Directive => All of the material should be reproduced exactly, with pictures left out.

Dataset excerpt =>
----

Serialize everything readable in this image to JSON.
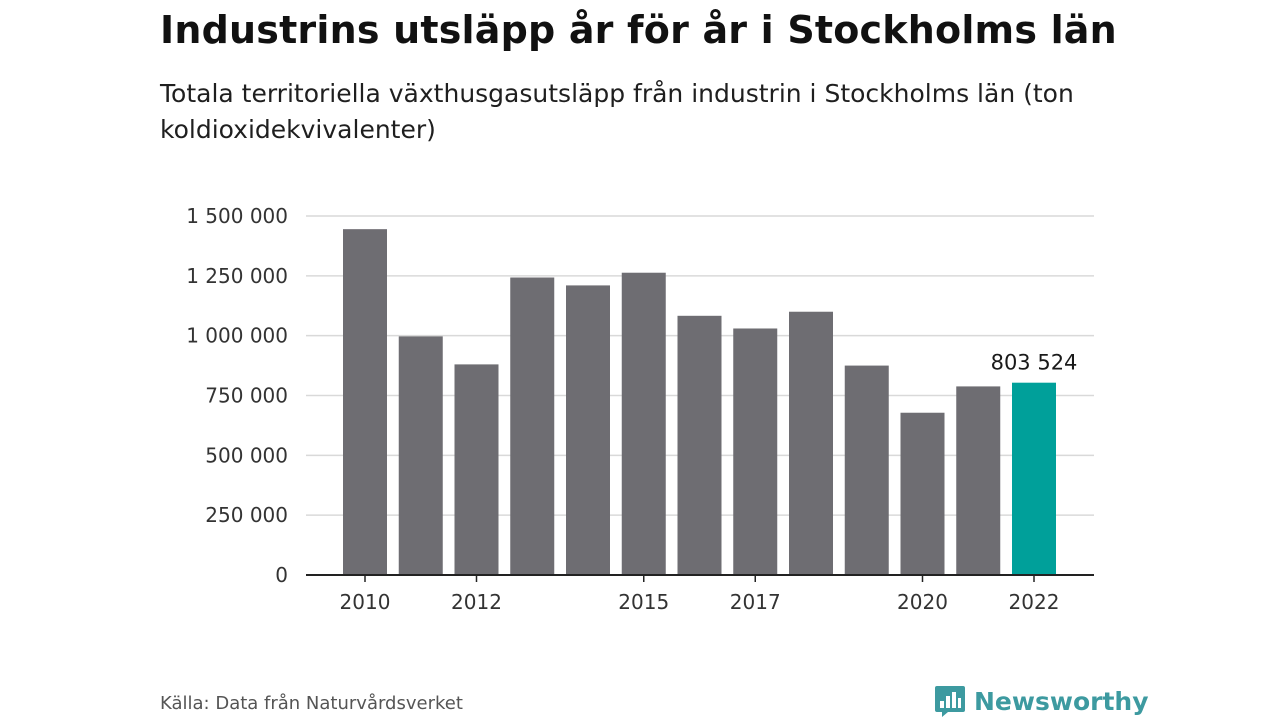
{
  "title": "Industrins utsläpp år för år i Stockholms län",
  "subtitle": "Totala territoriella växthusgasutsläpp från industrin i Stockholms län (ton koldioxidekvivalenter)",
  "source": "Källa: Data från Naturvårdsverket",
  "brand": {
    "name": "Newsworthy",
    "icon": "bar-chart-speech-bubble-icon"
  },
  "colors": {
    "bar": "#6e6d72",
    "highlight": "#00a09a",
    "grid": "#d9d9d9",
    "axis": "#222222",
    "brand": "#3d9aa0"
  },
  "chart_data": {
    "type": "bar",
    "categories": [
      "2010",
      "2011",
      "2012",
      "2013",
      "2014",
      "2015",
      "2016",
      "2017",
      "2018",
      "2019",
      "2020",
      "2021",
      "2022"
    ],
    "values": [
      1445000,
      997000,
      880000,
      1243000,
      1210000,
      1263000,
      1083000,
      1030000,
      1100000,
      875000,
      678000,
      788000,
      803524
    ],
    "highlight_index": 12,
    "data_labels": [
      {
        "index": 12,
        "text": "803 524"
      }
    ],
    "x_tick_labels": [
      "2010",
      "2012",
      "2015",
      "2017",
      "2020",
      "2022"
    ],
    "y_ticks": [
      0,
      250000,
      500000,
      750000,
      1000000,
      1250000,
      1500000
    ],
    "y_tick_labels": [
      "0",
      "250 000",
      "500 000",
      "750 000",
      "1 000 000",
      "1 250 000",
      "1 500 000"
    ],
    "ylim": [
      0,
      1500000
    ],
    "grid": true,
    "xlabel": "",
    "ylabel": ""
  }
}
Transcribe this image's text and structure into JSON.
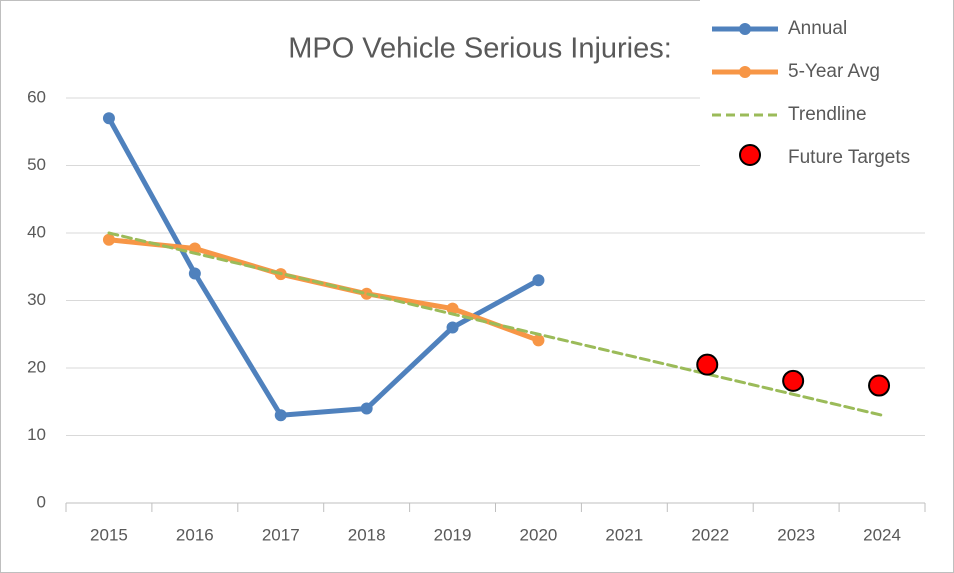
{
  "chart_data": {
    "type": "line",
    "title": "MPO Vehicle Serious Injuries:",
    "categories": [
      "2015",
      "2016",
      "2017",
      "2018",
      "2019",
      "2020",
      "2021",
      "2022",
      "2023",
      "2024"
    ],
    "series": [
      {
        "name": "Annual",
        "color": "#4f81bd",
        "dash": false,
        "markers_only": false,
        "values": [
          57,
          34,
          13,
          14,
          26,
          33,
          null,
          null,
          null,
          null
        ]
      },
      {
        "name": "5-Year Avg",
        "color": "#f79646",
        "dash": false,
        "markers_only": false,
        "values": [
          39,
          37.7,
          33.9,
          31,
          28.8,
          24.1,
          null,
          null,
          null,
          null
        ]
      },
      {
        "name": "Trendline",
        "color": "#9bbb59",
        "dash": true,
        "markers_only": false,
        "values": [
          40,
          37,
          34,
          31,
          28,
          25,
          22,
          19,
          16,
          13
        ]
      },
      {
        "name": "Future Targets",
        "color": "#ff0000",
        "dash": false,
        "markers_only": true,
        "values": [
          null,
          null,
          null,
          null,
          null,
          null,
          null,
          20.5,
          18.1,
          17.4
        ]
      }
    ],
    "ylim": [
      0,
      60
    ],
    "yticks": [
      0,
      10,
      20,
      30,
      40,
      50,
      60
    ],
    "grid": true,
    "legend": "top-right"
  }
}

----

Output below =>
Serialize everything readable in this image to JSON.
{
  "title": "Industrins utsläpp år för år i Stockholms län",
  "subtitle": "Totala territoriella växthusgasutsläpp från industrin i Stockholms län (ton koldioxidekvivalenter)",
  "source": "Källa: Data från Naturvårdsverket",
  "brand": {
    "name": "Newsworthy",
    "icon": "bar-chart-speech-bubble-icon"
  },
  "colors": {
    "bar": "#6e6d72",
    "highlight": "#00a09a",
    "grid": "#d9d9d9",
    "axis": "#222222",
    "brand": "#3d9aa0"
  },
  "chart_data": {
    "type": "bar",
    "categories": [
      "2010",
      "2011",
      "2012",
      "2013",
      "2014",
      "2015",
      "2016",
      "2017",
      "2018",
      "2019",
      "2020",
      "2021",
      "2022"
    ],
    "values": [
      1445000,
      997000,
      880000,
      1243000,
      1210000,
      1263000,
      1083000,
      1030000,
      1100000,
      875000,
      678000,
      788000,
      803524
    ],
    "highlight_index": 12,
    "data_labels": [
      {
        "index": 12,
        "text": "803 524"
      }
    ],
    "x_tick_labels": [
      "2010",
      "2012",
      "2015",
      "2017",
      "2020",
      "2022"
    ],
    "y_ticks": [
      0,
      250000,
      500000,
      750000,
      1000000,
      1250000,
      1500000
    ],
    "y_tick_labels": [
      "0",
      "250 000",
      "500 000",
      "750 000",
      "1 000 000",
      "1 250 000",
      "1 500 000"
    ],
    "ylim": [
      0,
      1500000
    ],
    "grid": true,
    "xlabel": "",
    "ylabel": ""
  }
}
Transcribe this image's text and structure into JSON.
{
  "chart_data": {
    "type": "line",
    "title": "MPO Vehicle Serious Injuries:",
    "categories": [
      "2015",
      "2016",
      "2017",
      "2018",
      "2019",
      "2020",
      "2021",
      "2022",
      "2023",
      "2024"
    ],
    "series": [
      {
        "name": "Annual",
        "color": "#4f81bd",
        "dash": false,
        "markers_only": false,
        "values": [
          57,
          34,
          13,
          14,
          26,
          33,
          null,
          null,
          null,
          null
        ]
      },
      {
        "name": "5-Year Avg",
        "color": "#f79646",
        "dash": false,
        "markers_only": false,
        "values": [
          39,
          37.7,
          33.9,
          31,
          28.8,
          24.1,
          null,
          null,
          null,
          null
        ]
      },
      {
        "name": "Trendline",
        "color": "#9bbb59",
        "dash": true,
        "markers_only": false,
        "values": [
          40,
          37,
          34,
          31,
          28,
          25,
          22,
          19,
          16,
          13
        ]
      },
      {
        "name": "Future Targets",
        "color": "#ff0000",
        "dash": false,
        "markers_only": true,
        "values": [
          null,
          null,
          null,
          null,
          null,
          null,
          null,
          20.5,
          18.1,
          17.4
        ]
      }
    ],
    "ylim": [
      0,
      60
    ],
    "yticks": [
      0,
      10,
      20,
      30,
      40,
      50,
      60
    ],
    "grid": true,
    "legend": "top-right"
  }
}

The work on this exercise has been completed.